* Directive
Repeat the listing in full, exactly as it stands.

Collected data entries
--*--

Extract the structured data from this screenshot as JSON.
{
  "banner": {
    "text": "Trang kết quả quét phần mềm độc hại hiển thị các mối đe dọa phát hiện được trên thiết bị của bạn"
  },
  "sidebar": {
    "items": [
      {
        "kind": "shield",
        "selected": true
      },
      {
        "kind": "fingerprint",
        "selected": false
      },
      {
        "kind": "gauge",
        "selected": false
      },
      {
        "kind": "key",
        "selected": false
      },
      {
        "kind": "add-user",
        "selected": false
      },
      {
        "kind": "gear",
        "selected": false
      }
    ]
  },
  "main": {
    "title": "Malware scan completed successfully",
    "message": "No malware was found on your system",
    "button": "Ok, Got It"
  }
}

--*--

* Completed exercise
Extract the structured data from this screenshot as JSON.
{
  "banner": {
    "text": "Trang kết quả quét phần mềm độc hại hiển thị các mối đe dọa phát hiện được trên thiết bị của bạn"
  },
  "sidebar": {
    "items": [
      {
        "kind": "shield",
        "selected": true
      },
      {
        "kind": "fingerprint",
        "selected": false
      },
      {
        "kind": "gauge",
        "selected": false
      },
      {
        "kind": "key",
        "selected": false
      },
      {
        "kind": "add-user",
        "selected": false
      },
      {
        "kind": "gear",
        "selected": false
      }
    ]
  },
  "main": {
    "title": "Malware scan completed successfully",
    "message": "No malware was found on your system",
    "button": "Ok, Got It"
  }
}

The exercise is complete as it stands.